# PROBLEM TO WORK ON
Lines containing the word "this" are to be located and copied.

(Records)
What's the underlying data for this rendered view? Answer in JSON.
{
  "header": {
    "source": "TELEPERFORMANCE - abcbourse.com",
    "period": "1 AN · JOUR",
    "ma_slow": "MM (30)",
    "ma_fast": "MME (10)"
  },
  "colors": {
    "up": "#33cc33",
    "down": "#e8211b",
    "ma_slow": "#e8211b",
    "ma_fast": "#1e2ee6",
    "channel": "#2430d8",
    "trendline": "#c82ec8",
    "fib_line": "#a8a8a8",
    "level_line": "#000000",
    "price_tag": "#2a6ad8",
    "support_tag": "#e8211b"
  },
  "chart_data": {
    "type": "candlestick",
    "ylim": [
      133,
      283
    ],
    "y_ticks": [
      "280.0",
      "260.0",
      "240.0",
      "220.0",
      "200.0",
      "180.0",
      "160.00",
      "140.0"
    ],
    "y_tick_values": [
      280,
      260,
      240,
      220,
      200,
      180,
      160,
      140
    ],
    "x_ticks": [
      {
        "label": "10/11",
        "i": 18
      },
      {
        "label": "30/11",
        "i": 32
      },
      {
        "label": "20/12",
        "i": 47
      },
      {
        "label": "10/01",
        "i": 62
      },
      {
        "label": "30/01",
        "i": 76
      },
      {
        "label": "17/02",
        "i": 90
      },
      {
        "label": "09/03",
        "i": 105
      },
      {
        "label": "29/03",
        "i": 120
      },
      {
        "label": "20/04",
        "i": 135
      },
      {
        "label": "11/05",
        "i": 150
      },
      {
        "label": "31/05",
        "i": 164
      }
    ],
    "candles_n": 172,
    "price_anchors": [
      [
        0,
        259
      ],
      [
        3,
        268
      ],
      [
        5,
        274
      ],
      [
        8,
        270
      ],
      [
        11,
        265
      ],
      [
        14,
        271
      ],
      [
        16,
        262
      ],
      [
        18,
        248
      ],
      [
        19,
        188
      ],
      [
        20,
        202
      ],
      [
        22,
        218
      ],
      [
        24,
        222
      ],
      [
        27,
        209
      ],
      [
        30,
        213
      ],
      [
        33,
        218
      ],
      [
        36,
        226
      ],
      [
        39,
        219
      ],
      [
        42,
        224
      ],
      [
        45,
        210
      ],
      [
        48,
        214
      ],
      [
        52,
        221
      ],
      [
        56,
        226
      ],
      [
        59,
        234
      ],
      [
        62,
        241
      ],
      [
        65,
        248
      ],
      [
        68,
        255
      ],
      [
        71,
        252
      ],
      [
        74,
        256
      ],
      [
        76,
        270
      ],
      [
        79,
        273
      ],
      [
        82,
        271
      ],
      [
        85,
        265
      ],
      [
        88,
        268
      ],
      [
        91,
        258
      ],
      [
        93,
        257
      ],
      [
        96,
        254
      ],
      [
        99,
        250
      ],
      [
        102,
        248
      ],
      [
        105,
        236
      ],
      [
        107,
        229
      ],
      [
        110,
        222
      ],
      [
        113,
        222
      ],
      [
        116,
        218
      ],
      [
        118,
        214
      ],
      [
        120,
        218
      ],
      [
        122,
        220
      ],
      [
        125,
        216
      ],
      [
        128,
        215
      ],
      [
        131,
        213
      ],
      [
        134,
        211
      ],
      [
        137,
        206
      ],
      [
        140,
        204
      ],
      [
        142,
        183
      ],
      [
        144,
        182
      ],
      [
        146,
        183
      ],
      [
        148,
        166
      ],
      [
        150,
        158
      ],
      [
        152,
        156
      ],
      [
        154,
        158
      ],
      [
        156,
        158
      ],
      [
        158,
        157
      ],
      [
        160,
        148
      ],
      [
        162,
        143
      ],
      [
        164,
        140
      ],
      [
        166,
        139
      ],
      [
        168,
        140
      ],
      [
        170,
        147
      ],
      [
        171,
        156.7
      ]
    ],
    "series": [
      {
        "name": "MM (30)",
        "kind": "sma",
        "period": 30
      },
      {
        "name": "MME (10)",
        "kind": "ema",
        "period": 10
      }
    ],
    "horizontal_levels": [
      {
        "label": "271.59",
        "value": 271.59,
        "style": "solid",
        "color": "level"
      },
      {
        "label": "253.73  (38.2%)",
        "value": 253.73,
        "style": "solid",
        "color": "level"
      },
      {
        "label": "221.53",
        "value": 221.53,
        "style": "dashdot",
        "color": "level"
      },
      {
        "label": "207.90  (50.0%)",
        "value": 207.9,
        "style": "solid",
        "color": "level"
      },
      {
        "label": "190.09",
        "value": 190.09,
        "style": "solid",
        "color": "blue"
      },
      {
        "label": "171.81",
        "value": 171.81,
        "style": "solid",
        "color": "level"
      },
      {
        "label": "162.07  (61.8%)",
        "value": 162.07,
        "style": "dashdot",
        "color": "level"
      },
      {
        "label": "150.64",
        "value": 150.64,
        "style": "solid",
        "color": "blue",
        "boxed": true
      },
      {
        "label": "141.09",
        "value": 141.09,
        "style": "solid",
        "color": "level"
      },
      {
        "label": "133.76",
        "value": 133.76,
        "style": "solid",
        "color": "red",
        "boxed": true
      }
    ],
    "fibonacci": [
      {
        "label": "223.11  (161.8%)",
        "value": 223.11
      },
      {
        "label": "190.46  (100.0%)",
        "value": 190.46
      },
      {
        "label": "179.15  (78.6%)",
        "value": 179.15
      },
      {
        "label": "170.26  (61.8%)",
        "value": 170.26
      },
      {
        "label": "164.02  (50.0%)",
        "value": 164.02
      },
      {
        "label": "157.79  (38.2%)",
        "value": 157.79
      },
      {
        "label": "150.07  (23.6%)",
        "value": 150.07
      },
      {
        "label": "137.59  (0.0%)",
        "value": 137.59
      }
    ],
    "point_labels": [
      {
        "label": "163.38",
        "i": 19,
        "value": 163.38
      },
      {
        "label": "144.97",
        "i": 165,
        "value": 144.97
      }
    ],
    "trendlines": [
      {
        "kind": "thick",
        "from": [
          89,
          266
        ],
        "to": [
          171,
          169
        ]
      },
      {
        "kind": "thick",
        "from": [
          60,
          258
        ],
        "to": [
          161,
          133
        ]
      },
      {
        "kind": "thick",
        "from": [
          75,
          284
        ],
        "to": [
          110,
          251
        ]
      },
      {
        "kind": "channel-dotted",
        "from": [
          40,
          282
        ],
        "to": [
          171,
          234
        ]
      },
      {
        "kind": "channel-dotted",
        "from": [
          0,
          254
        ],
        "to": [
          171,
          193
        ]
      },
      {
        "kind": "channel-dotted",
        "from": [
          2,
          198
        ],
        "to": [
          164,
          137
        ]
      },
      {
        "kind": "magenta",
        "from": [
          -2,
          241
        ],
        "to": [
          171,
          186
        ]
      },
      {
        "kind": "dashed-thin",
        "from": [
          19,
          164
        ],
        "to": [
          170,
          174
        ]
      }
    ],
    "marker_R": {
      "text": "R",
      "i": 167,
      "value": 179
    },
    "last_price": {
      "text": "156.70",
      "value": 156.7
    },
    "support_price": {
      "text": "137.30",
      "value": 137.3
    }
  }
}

...

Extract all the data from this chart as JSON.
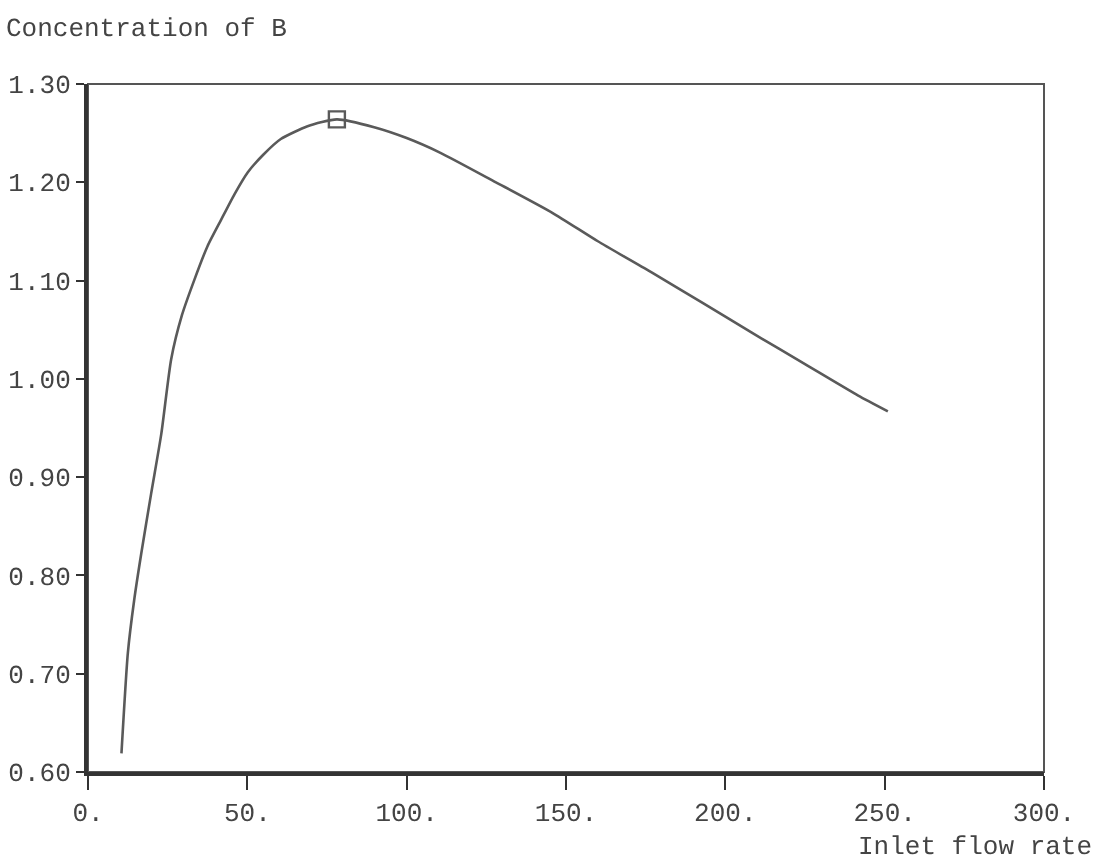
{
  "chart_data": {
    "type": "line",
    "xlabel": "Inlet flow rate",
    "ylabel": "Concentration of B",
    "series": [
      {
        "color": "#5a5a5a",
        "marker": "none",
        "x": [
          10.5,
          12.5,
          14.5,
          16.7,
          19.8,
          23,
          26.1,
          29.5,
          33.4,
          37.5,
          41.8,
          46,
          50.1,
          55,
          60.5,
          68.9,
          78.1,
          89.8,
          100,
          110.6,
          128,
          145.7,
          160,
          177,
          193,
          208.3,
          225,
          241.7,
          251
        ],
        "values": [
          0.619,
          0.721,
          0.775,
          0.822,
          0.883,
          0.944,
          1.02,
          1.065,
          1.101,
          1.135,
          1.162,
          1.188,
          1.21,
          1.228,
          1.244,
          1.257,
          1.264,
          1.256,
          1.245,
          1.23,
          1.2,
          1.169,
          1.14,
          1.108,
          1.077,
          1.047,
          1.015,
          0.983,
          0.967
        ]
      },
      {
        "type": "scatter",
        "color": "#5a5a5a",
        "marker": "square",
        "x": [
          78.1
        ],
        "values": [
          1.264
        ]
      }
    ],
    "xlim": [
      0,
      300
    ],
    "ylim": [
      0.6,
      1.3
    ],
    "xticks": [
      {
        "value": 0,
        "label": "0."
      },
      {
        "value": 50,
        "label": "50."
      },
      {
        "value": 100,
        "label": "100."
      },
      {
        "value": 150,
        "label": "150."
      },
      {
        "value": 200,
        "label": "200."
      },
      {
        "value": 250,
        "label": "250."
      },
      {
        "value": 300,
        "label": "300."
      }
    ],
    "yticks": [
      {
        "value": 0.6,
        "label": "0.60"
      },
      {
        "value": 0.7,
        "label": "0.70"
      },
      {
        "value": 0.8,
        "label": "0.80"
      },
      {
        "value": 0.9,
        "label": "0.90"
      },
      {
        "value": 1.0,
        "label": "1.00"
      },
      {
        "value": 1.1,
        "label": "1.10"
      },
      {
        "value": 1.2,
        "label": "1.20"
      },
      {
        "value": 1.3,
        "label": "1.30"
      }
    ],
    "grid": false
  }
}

# PROBLEM SOLUTION
What's the underlying data for this rendered view? Answer in JSON.
Extract all the data from this chart as JSON.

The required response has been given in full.